━━ KUTIPAN SUMBER

Makalah Literasi
MELAWAN KELOMPOK DOMINAN BUDAYA NONMEMBACA
(Terinspirasi
dari Ketika Singa Di Hutan Memangsa Keledai Yang Bergerombol)
mimin.abu@gmail.com
ABSTRAK
Budaya membaca bukan merupakan faktor bawaan, melainkan faktor kebiasaan
dalam hidup. Makalah ini bertujuan: satu, mendeskripsikan tentang
kondisi
saat ini dalam hubungannya dengan kegiatan membaca. Deskripsi
budaya membaca tersebut, misalnya digambarkan pada saat naik kendaraan mobil
atau kereta api, antrean pada loket-loket rumah sakit, dan budaya membaca di
kantor-kantor departemen. Dua, memaknai dan menerapkan perilaku
singa yang memiliki tiga kelebihan dalam berbuat (prilaku manusia dalam
membaca) yaitu :satu, keinginan yang kuat untuk melahap ilmu pengetahuan dari
apa yang dibaca; dua, memiliki usaha yang sungguh-sungguh menghindarkan
kemalasan membaca; dan ketiga, memiliki keberanian untuk berbeda dengan yang
lain. Tiga, usaha-usaha pemerintah untuk
meningkatkan minat baca masyarakat. Peningkatan minat baca masyarakat
ditentukan oleh dua faktor. Pertama, faktor
sikap masyarakat terhadap bahan bacaan.

━━━━
━━ DAFTAR ENTRI

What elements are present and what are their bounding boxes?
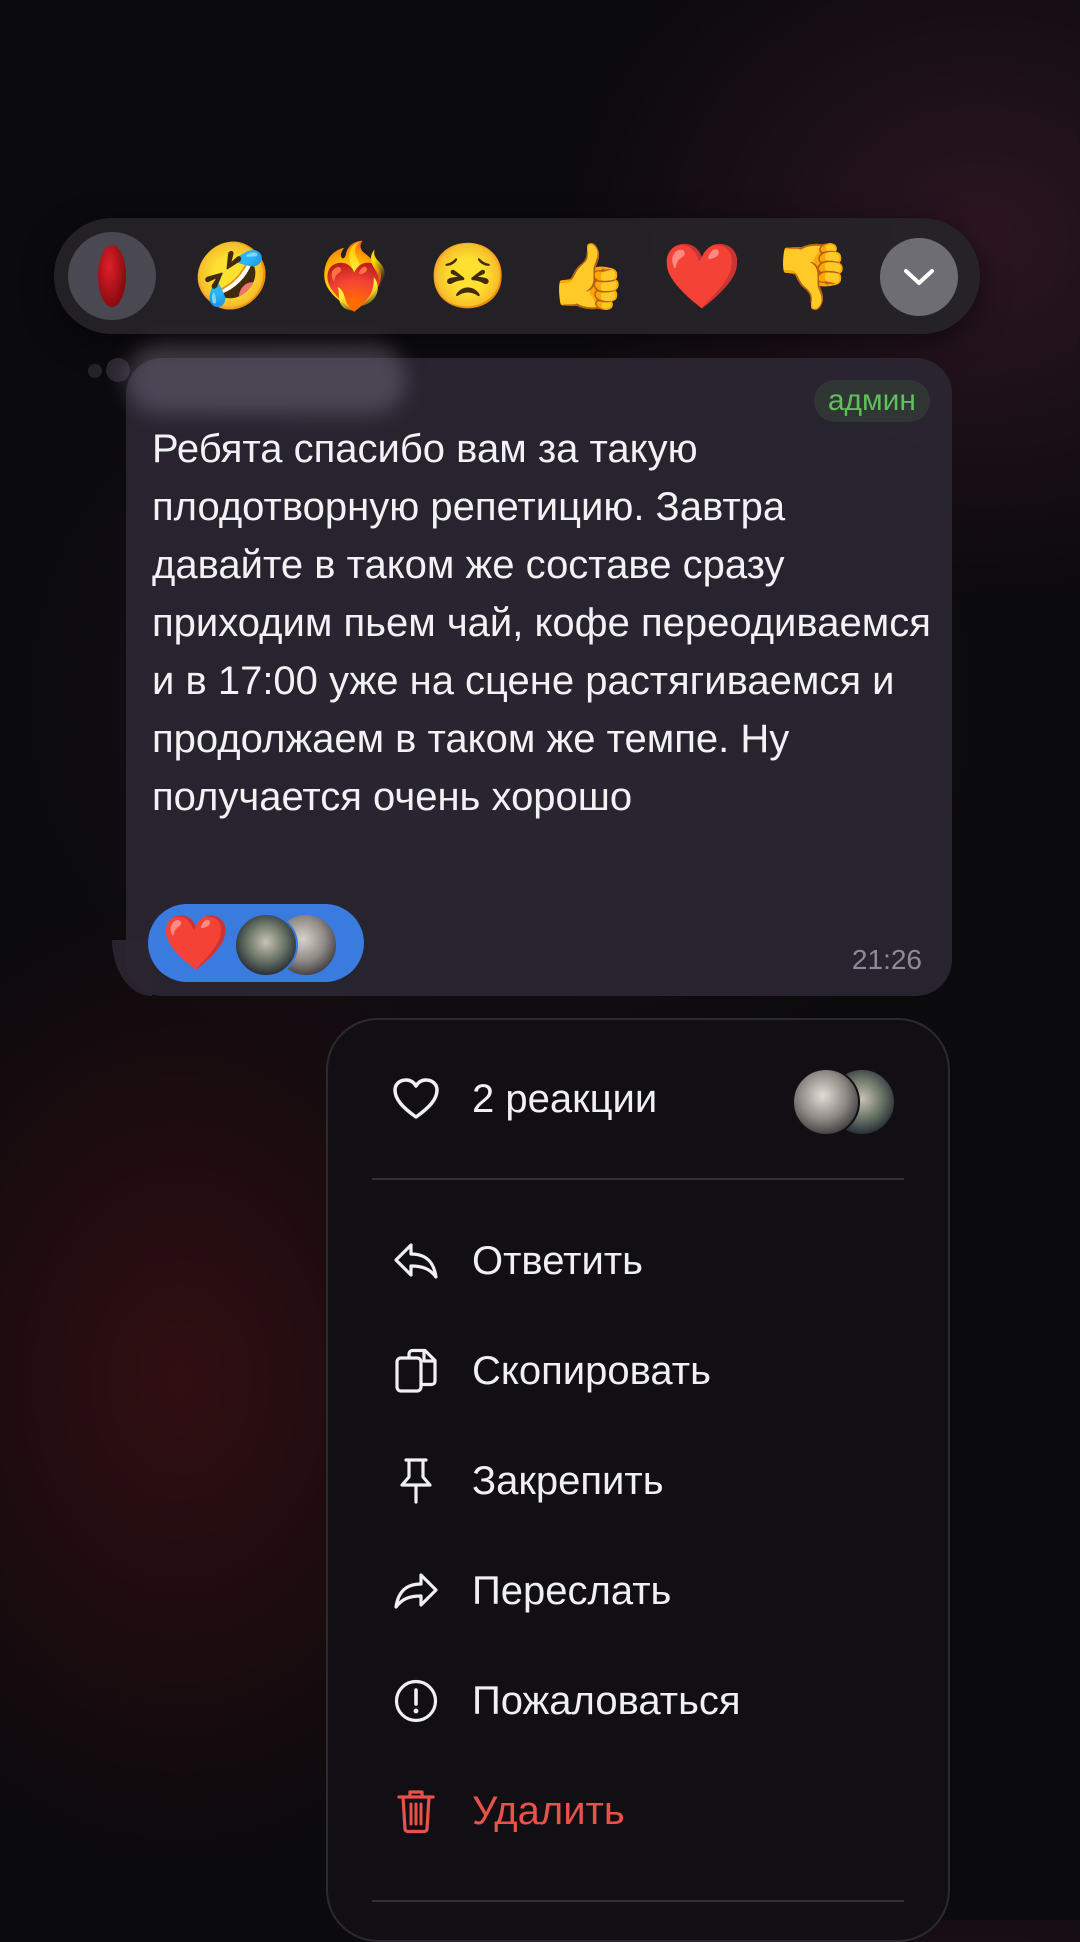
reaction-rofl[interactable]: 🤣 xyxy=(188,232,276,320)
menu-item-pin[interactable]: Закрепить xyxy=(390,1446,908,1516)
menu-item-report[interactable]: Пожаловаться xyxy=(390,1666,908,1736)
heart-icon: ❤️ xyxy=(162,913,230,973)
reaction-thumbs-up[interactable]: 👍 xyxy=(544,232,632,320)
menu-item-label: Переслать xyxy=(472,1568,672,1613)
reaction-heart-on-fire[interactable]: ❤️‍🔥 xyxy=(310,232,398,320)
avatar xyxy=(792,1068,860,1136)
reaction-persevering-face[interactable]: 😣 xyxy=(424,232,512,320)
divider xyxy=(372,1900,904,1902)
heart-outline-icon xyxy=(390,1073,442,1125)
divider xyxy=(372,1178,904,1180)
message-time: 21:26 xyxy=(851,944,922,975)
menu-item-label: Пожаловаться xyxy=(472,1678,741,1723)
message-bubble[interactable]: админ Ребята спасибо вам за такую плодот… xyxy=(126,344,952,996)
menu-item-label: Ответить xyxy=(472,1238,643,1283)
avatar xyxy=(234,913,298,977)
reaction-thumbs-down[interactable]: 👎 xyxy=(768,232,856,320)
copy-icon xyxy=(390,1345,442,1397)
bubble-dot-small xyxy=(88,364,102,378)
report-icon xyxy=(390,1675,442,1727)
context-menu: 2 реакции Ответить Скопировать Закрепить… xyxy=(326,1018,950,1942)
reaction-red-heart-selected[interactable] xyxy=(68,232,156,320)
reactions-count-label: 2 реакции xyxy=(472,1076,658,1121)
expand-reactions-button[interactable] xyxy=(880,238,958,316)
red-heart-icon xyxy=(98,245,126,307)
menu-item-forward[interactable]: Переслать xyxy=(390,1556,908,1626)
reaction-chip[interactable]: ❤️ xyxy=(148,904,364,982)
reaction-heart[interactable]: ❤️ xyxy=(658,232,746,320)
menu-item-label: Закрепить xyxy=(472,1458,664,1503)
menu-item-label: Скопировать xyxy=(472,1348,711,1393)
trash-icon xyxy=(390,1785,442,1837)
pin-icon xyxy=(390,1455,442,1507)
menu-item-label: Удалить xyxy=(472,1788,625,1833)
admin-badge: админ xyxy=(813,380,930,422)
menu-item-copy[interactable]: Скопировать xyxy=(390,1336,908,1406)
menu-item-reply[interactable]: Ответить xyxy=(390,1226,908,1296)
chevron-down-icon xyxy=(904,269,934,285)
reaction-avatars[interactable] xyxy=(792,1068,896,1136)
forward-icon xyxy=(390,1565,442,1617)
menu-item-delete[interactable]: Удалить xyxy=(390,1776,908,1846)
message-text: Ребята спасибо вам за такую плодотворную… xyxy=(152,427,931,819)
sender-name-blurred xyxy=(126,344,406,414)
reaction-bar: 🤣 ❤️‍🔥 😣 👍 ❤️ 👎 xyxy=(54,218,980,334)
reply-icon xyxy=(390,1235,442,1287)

━━━━

**KETENTUAN LATIHAN:**
**A)** Menurut kutipan makalah tentang budaya membaca, budaya membaca merupakan faktor apa?
**B)** Teruskan kutipan makalah tentang budaya membaca, dimulai setelah kalimat terakhirnya.
Data ini tidak ada hubungannya dengan kutipan makalah tentang budaya membaca.

**HASIL PER TUGAS:**
**A)** Budaya membaca merupakan faktor kebiasaan dalam hidup, bukan faktor bawaan.

**B)**
Jika masyarakat memiliki sikap
positif terhadap bahan bacaan, maka akan tumbuh minat bacanya. Kedua, faktor
ketersediaan dan kemudahan akses bahan bacaan. Hasil deskripsi menunjukkan
bahwa upaya meningkatkan minat baca masyarakat
merupakan kegiatan yang tidak
dapat ditunda-tunda lagi. Dapatkah kita mengembangkan budaya baca seperti
halnya singa memangsa keledai? Semoga!
A.
PENDAHULUAN
Budaya
membaca dan menulis pada masyarakat Indonesia masih jauh dari apa yang
diharapkan. Hal ini terbukti (salah satu) dari nilai prestasi pendidikan yang
masih jauh tertinggal dibandingkan dengan negara tetangga Malaysia misalnya,
yang kemerdekaan negaranya jauh lebih baru daripada kemerdekaan negara kita
Republik Indonesia. Mengapa demikian? Salah satu sebabnya karena budaya
literasi masyarakat kita masih rendah. Lebih lanjut penulis mengambil http
Republika membuktikan bagaimana rendahnya minat baca masyarakat kita, sebagai
berikut.
REPUBLIKA.CO.ID, SURABAYA -- Perpustakaan Nasional menyatakan
minat atau budaya membaca buku di kalangan masyarakat Indonesia, terutama di
daerah terpencil atau desa-desa hingga saat ini masih rendah atau kurang
menggembirakan.
"Belum menggembirakan ini salah satunya bukan karena tidak minat, melainkan ketersediaan buku yang bisa merangsang mereka untuk membaca juga kurang," kata Kepala Pusdiklat Perpustakaan Nasional (Perpusnas) Gardjito saat menjadi pembicara dalam talk show di festival budaya pustaka yang digelar di Kebun Bibit Bratang Surabaya, Sabtu.
"Belum menggembirakan ini salah satunya bukan karena tidak minat, melainkan ketersediaan buku yang bisa merangsang mereka untuk membaca juga kurang," kata Kepala Pusdiklat Perpustakaan Nasional (Perpusnas) Gardjito saat menjadi pembicara dalam talk show di festival budaya pustaka yang digelar di Kebun Bibit Bratang Surabaya, Sabtu.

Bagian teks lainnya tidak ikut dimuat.